>> Start Supplied data

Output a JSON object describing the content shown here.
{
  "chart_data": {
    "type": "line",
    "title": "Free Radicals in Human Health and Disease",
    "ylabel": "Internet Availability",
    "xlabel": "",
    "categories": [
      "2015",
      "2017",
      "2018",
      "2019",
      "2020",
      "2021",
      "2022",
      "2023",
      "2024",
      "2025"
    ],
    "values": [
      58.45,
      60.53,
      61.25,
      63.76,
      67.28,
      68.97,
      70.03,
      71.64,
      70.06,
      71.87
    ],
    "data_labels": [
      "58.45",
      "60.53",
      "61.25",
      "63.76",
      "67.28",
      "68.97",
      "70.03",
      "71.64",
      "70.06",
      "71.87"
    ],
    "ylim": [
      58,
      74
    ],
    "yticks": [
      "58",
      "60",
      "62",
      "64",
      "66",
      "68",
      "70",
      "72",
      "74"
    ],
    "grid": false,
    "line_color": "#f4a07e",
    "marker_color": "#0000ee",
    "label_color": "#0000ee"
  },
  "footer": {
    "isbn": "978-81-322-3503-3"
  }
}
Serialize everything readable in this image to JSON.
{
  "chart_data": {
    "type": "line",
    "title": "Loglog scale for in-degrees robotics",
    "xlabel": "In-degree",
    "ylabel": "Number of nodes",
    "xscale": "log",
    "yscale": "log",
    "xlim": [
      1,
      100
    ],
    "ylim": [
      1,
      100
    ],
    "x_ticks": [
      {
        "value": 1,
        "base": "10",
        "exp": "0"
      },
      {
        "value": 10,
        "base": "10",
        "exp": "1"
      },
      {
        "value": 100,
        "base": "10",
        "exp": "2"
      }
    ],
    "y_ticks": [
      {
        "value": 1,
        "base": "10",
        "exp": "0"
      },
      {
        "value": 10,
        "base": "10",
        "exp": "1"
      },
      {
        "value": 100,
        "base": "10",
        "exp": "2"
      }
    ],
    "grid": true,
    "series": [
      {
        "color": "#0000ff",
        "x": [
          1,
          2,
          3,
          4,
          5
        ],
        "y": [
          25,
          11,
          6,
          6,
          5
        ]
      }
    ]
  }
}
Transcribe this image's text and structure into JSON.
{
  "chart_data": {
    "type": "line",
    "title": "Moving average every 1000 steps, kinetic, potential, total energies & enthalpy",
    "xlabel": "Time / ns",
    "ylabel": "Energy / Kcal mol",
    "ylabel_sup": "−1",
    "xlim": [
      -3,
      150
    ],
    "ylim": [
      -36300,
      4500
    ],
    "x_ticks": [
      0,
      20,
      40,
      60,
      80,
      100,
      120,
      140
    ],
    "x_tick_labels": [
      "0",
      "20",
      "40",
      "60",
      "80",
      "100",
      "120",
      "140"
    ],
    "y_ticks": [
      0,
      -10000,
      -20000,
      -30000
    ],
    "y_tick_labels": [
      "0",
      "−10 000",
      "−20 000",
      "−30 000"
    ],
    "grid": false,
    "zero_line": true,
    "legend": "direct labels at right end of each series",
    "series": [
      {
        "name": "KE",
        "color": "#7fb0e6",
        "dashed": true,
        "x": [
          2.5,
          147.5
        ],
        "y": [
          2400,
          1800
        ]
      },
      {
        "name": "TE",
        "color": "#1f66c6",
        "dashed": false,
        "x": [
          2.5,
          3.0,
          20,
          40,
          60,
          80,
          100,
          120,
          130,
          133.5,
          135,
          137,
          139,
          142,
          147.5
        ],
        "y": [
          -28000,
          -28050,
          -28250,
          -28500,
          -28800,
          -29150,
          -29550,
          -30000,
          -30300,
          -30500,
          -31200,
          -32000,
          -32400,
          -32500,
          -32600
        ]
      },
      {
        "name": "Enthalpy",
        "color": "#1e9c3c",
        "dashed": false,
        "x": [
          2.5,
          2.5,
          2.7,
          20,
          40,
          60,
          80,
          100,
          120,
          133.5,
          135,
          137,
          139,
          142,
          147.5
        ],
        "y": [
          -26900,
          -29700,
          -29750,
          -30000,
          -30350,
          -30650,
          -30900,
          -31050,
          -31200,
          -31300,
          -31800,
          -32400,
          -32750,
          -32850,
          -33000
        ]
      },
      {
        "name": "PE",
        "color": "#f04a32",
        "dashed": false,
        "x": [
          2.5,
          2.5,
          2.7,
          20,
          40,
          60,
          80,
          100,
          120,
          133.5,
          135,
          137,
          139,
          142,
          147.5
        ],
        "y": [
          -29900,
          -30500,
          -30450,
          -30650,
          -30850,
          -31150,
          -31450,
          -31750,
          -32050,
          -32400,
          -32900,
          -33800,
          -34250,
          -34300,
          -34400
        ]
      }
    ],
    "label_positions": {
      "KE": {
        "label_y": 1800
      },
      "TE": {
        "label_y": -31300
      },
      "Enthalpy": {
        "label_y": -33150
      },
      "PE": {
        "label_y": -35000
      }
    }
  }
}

>> End Supplied data

Collect every line above that contains the word "this".

**Task result**
Serialize everything readable in this image to JSON.
Transcribe this image's text and structure into JSON.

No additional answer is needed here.